» **THE REQUEST**
The entries that follow should be written out exactly.

--- BEGIN PROVIDED MATERIAL ---

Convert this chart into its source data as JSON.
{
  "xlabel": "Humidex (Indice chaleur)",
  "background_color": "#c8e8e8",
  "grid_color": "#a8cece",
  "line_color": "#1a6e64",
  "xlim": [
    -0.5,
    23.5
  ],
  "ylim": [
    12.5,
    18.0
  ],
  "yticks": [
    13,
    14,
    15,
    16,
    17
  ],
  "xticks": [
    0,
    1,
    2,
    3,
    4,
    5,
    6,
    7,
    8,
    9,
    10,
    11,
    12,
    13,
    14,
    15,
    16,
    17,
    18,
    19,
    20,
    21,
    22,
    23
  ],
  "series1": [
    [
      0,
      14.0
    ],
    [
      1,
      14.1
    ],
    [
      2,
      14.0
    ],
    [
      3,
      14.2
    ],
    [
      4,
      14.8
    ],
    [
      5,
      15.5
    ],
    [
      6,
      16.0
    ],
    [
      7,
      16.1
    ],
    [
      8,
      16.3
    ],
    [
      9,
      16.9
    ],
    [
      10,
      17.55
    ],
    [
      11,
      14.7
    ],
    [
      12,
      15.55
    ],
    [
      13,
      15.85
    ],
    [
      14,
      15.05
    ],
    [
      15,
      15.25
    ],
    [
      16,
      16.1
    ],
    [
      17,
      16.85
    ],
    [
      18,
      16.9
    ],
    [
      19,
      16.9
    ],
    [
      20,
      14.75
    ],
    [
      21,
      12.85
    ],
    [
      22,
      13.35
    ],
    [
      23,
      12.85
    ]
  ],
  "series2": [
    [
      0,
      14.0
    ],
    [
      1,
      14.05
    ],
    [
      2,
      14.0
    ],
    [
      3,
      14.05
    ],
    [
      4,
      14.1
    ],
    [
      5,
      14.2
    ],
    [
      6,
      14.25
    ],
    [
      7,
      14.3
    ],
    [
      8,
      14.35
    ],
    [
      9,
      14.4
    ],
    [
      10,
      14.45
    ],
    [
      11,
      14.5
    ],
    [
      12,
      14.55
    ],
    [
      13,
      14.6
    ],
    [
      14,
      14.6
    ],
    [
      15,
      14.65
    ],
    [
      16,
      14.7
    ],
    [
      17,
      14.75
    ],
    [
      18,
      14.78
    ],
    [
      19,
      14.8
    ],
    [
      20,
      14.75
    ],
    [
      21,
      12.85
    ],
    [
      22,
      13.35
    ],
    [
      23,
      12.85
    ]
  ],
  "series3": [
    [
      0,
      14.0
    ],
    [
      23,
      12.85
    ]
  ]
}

--- END PROVIDED MATERIAL ---

» **FINAL RESULT**
Convert this chart into its source data as JSON.
{
  "xlabel": "Humidex (Indice chaleur)",
  "background_color": "#c8e8e8",
  "grid_color": "#a8cece",
  "line_color": "#1a6e64",
  "xlim": [
    -0.5,
    23.5
  ],
  "ylim": [
    12.5,
    18.0
  ],
  "yticks": [
    13,
    14,
    15,
    16,
    17
  ],
  "xticks": [
    0,
    1,
    2,
    3,
    4,
    5,
    6,
    7,
    8,
    9,
    10,
    11,
    12,
    13,
    14,
    15,
    16,
    17,
    18,
    19,
    20,
    21,
    22,
    23
  ],
  "series1": [
    [
      0,
      14.0
    ],
    [
      1,
      14.1
    ],
    [
      2,
      14.0
    ],
    [
      3,
      14.2
    ],
    [
      4,
      14.8
    ],
    [
      5,
      15.5
    ],
    [
      6,
      16.0
    ],
    [
      7,
      16.1
    ],
    [
      8,
      16.3
    ],
    [
      9,
      16.9
    ],
    [
      10,
      17.55
    ],
    [
      11,
      14.7
    ],
    [
      12,
      15.55
    ],
    [
      13,
      15.85
    ],
    [
      14,
      15.05
    ],
    [
      15,
      15.25
    ],
    [
      16,
      16.1
    ],
    [
      17,
      16.85
    ],
    [
      18,
      16.9
    ],
    [
      19,
      16.9
    ],
    [
      20,
      14.75
    ],
    [
      21,
      12.85
    ],
    [
      22,
      13.35
    ],
    [
      23,
      12.85
    ]
  ],
  "series2": [
    [
      0,
      14.0
    ],
    [
      1,
      14.05
    ],
    [
      2,
      14.0
    ],
    [
      3,
      14.05
    ],
    [
      4,
      14.1
    ],
    [
      5,
      14.2
    ],
    [
      6,
      14.25
    ],
    [
      7,
      14.3
    ],
    [
      8,
      14.35
    ],
    [
      9,
      14.4
    ],
    [
      10,
      14.45
    ],
    [
      11,
      14.5
    ],
    [
      12,
      14.55
    ],
    [
      13,
      14.6
    ],
    [
      14,
      14.6
    ],
    [
      15,
      14.65
    ],
    [
      16,
      14.7
    ],
    [
      17,
      14.75
    ],
    [
      18,
      14.78
    ],
    [
      19,
      14.8
    ],
    [
      20,
      14.75
    ],
    [
      21,
      12.85
    ],
    [
      22,
      13.35
    ],
    [
      23,
      12.85
    ]
  ],
  "series3": [
    [
      0,
      14.0
    ],
    [
      23,
      12.85
    ]
  ]
}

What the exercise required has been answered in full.